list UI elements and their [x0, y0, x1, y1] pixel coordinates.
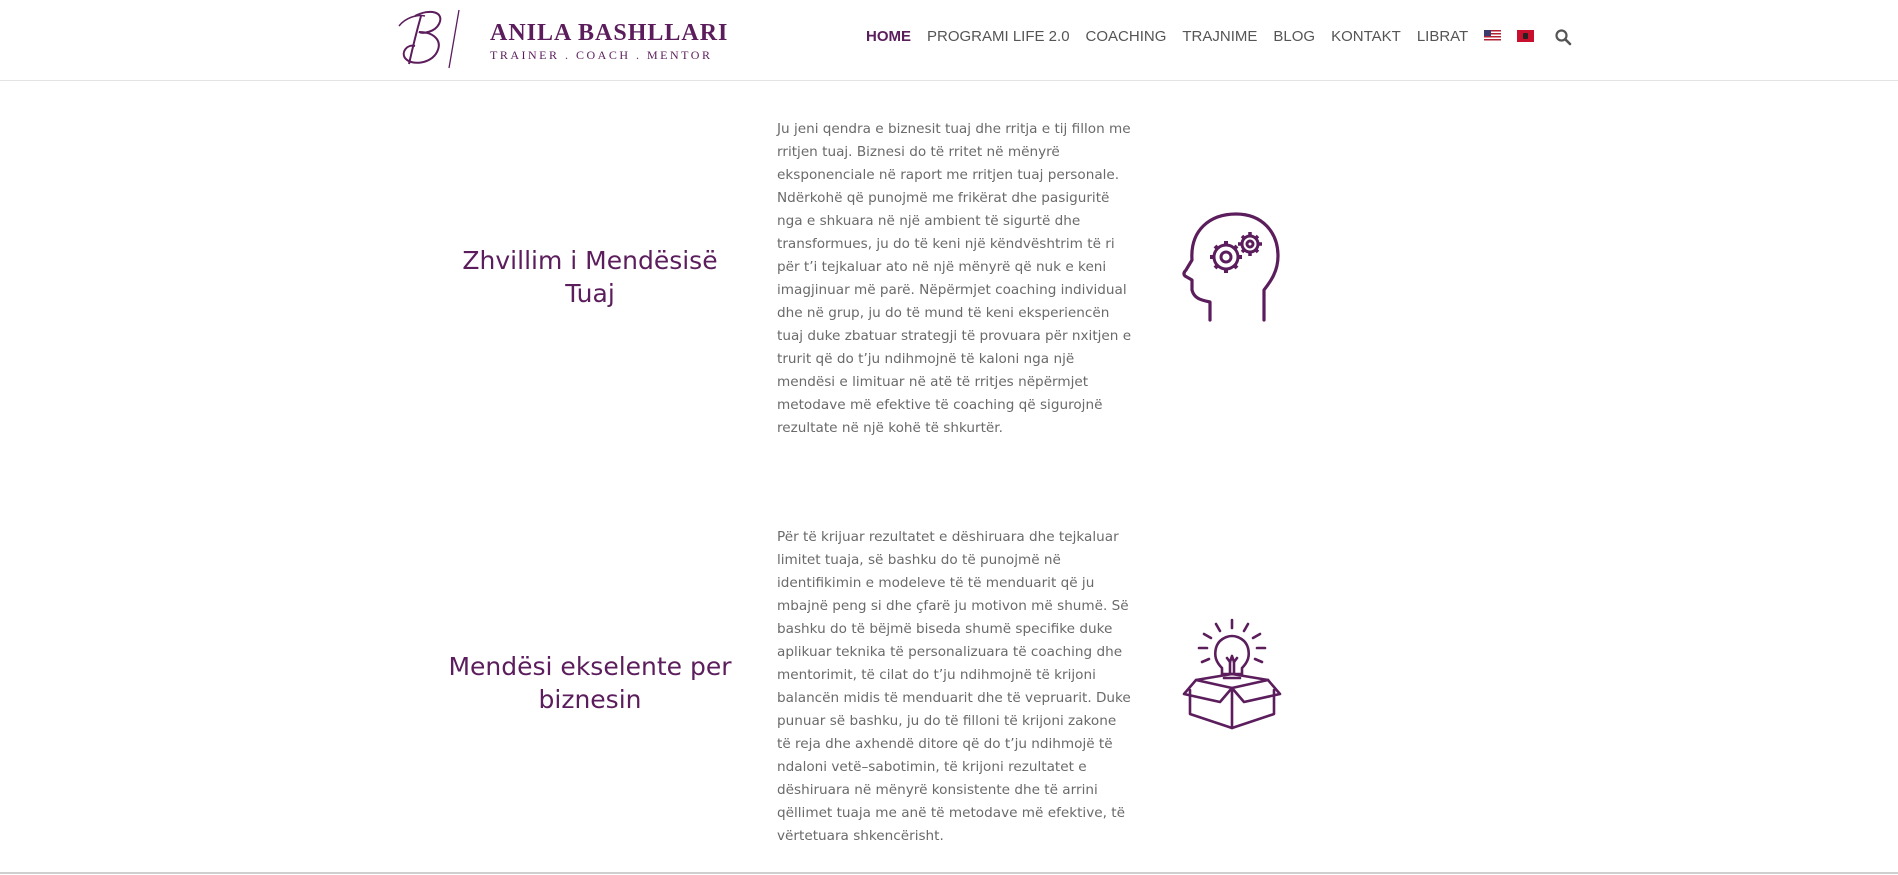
albanian-flag-icon[interactable]: [1517, 30, 1535, 42]
head-gears-icon: [1182, 212, 1280, 322]
section-title: Zhvillim i Mendësisë Tuaj: [440, 244, 740, 310]
nav-item-trajnime[interactable]: TRAJNIME: [1182, 28, 1257, 45]
nav-item-home[interactable]: HOME: [866, 28, 911, 45]
section-title: Mendësi ekselente per biznesin: [440, 650, 740, 716]
logo-monogram-icon: [398, 9, 460, 69]
section-title-line: Tuaj: [565, 279, 615, 308]
nav-item-programi-life[interactable]: PROGRAMI LIFE 2.0: [927, 28, 1070, 45]
nav-item-coaching[interactable]: COACHING: [1086, 28, 1167, 45]
main-nav: HOME PROGRAMI LIFE 2.0 COACHING TRAJNIME…: [866, 26, 1572, 46]
section-title-line: biznesin: [538, 685, 642, 714]
lightbulb-box-icon: [1182, 618, 1282, 730]
site-logo[interactable]: ANILA BASHLLARI TRAINER . COACH . MENTOR: [395, 6, 727, 70]
section-title-line: Zhvillim i Mendësisë: [462, 246, 718, 275]
brand-name: ANILA BASHLLARI: [490, 20, 729, 46]
nav-item-librat[interactable]: LIBRAT: [1417, 28, 1468, 45]
section-text: Për të krijuar rezultatet e dëshiruara d…: [777, 529, 1131, 844]
footer-divider: [0, 872, 1898, 874]
search-icon[interactable]: [1554, 28, 1572, 46]
section-title-line: Mendësi ekselente per: [448, 652, 732, 681]
nav-item-kontakt[interactable]: KONTAKT: [1331, 28, 1401, 45]
site-header: ANILA BASHLLARI TRAINER . COACH . MENTOR…: [0, 0, 1898, 81]
section-text: Ju jeni qendra e biznesit tuaj dhe rritj…: [777, 121, 1132, 436]
english-flag-icon[interactable]: [1484, 30, 1502, 42]
nav-item-blog[interactable]: BLOG: [1273, 28, 1315, 45]
brand-tagline: TRAINER . COACH . MENTOR: [490, 48, 713, 62]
##############################
▶ **Description of the task**: Return every line of the records above unchanged, but leave the pictures out.

▶ **Written solution**:
list UI elements and their [x0, y0, x1, y1] pixel coordinates.
albanian-flag-icon[interactable]: [1517, 30, 1535, 42]
head-gears-icon: [1182, 212, 1280, 322]
section-title: Zhvillim i Mendësisë Tuaj: [440, 244, 740, 310]
nav-item-trajnime[interactable]: TRAJNIME: [1182, 28, 1257, 45]
nav-item-home[interactable]: HOME: [866, 28, 911, 45]
section-title: Mendësi ekselente per biznesin: [440, 650, 740, 716]
logo-monogram-icon: [398, 9, 460, 69]
section-title-line: Tuaj: [565, 279, 615, 308]
nav-item-programi-life[interactable]: PROGRAMI LIFE 2.0: [927, 28, 1070, 45]
nav-item-coaching[interactable]: COACHING: [1086, 28, 1167, 45]
main-nav: HOME PROGRAMI LIFE 2.0 COACHING TRAJNIME…: [866, 26, 1572, 46]
section-title-line: biznesin: [538, 685, 642, 714]
lightbulb-box-icon: [1182, 618, 1282, 730]
site-logo[interactable]: ANILA BASHLLARI TRAINER . COACH . MENTOR: [395, 6, 727, 70]
section-title-line: Zhvillim i Mendësisë: [462, 246, 718, 275]
brand-name: ANILA BASHLLARI: [490, 20, 729, 46]
nav-item-librat[interactable]: LIBRAT: [1417, 28, 1468, 45]
section-text: Për të krijuar rezultatet e dëshiruara d…: [777, 529, 1131, 844]
footer-divider: [0, 872, 1898, 874]
search-icon[interactable]: [1554, 28, 1572, 46]
section-title-line: Mendësi ekselente per: [448, 652, 732, 681]
nav-item-kontakt[interactable]: KONTAKT: [1331, 28, 1401, 45]
site-header: ANILA BASHLLARI TRAINER . COACH . MENTOR…: [0, 0, 1898, 81]
section-text: Ju jeni qendra e biznesit tuaj dhe rritj…: [777, 121, 1132, 436]
english-flag-icon[interactable]: [1484, 30, 1502, 42]
nav-item-blog[interactable]: BLOG: [1273, 28, 1315, 45]
brand-tagline: TRAINER . COACH . MENTOR: [490, 48, 713, 62]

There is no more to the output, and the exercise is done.